Source data:
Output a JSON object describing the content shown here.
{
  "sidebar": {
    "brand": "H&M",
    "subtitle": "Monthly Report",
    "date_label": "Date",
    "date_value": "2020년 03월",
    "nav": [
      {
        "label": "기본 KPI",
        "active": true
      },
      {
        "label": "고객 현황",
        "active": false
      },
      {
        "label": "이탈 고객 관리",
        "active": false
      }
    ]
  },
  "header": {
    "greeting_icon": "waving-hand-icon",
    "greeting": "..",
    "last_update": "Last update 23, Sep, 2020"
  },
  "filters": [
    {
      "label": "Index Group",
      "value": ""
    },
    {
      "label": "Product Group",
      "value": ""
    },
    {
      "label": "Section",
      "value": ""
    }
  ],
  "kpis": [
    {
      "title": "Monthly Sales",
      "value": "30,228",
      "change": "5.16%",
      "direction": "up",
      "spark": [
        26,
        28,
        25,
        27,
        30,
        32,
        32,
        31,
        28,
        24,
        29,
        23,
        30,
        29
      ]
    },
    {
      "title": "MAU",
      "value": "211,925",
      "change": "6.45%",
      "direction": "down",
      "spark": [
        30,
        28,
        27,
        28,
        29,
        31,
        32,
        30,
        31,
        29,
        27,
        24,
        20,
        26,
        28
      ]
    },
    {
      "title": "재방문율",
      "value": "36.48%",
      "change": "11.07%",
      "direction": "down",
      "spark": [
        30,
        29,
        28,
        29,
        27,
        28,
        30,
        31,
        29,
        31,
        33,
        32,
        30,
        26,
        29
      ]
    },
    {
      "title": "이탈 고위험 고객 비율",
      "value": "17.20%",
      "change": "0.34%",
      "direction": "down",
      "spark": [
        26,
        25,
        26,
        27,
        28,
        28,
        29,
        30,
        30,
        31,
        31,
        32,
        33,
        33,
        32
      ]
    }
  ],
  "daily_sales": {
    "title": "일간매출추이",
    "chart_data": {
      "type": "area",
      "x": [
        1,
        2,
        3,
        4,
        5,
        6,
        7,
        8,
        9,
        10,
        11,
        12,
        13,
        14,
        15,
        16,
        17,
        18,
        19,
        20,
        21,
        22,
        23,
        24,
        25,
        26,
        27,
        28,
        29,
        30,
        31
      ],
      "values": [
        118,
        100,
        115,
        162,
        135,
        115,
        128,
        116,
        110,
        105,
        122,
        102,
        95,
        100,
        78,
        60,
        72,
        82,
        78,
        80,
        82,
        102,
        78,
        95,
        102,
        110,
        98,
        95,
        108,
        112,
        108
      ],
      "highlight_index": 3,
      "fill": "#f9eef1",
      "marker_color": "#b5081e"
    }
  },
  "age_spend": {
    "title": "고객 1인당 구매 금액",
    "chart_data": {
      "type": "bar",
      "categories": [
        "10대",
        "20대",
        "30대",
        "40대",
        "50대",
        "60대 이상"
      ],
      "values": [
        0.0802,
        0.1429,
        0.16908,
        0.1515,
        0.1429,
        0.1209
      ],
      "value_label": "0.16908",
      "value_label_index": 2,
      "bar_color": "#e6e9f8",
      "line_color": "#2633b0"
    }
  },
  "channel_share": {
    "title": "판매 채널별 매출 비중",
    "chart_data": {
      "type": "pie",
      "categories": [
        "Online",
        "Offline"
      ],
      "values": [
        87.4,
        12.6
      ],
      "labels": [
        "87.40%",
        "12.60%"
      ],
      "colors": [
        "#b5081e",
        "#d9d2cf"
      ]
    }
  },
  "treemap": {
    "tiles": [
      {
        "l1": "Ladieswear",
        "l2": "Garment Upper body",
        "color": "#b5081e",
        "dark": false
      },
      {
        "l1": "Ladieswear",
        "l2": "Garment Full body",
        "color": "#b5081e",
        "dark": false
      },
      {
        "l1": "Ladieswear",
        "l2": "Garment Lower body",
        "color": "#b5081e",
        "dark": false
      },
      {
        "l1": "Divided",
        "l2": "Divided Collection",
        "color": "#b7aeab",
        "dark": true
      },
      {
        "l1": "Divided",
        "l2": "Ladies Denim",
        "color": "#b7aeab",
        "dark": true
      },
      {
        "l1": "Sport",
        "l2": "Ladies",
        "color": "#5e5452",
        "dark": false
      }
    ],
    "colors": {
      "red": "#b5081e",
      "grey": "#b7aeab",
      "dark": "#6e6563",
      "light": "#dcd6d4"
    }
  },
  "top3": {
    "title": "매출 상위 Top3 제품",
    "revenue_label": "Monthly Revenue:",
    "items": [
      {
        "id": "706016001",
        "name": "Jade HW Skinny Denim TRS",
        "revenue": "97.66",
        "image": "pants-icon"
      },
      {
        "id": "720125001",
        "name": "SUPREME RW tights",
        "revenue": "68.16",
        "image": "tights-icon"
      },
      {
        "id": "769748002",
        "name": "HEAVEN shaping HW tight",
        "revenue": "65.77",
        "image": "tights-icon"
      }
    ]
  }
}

- [Given problem]
Which lines hold the string "Denim"? List them all.

- [In response]
        "l2": "Ladies Denim",
        "name": "Jade HW Skinny Denim TRS",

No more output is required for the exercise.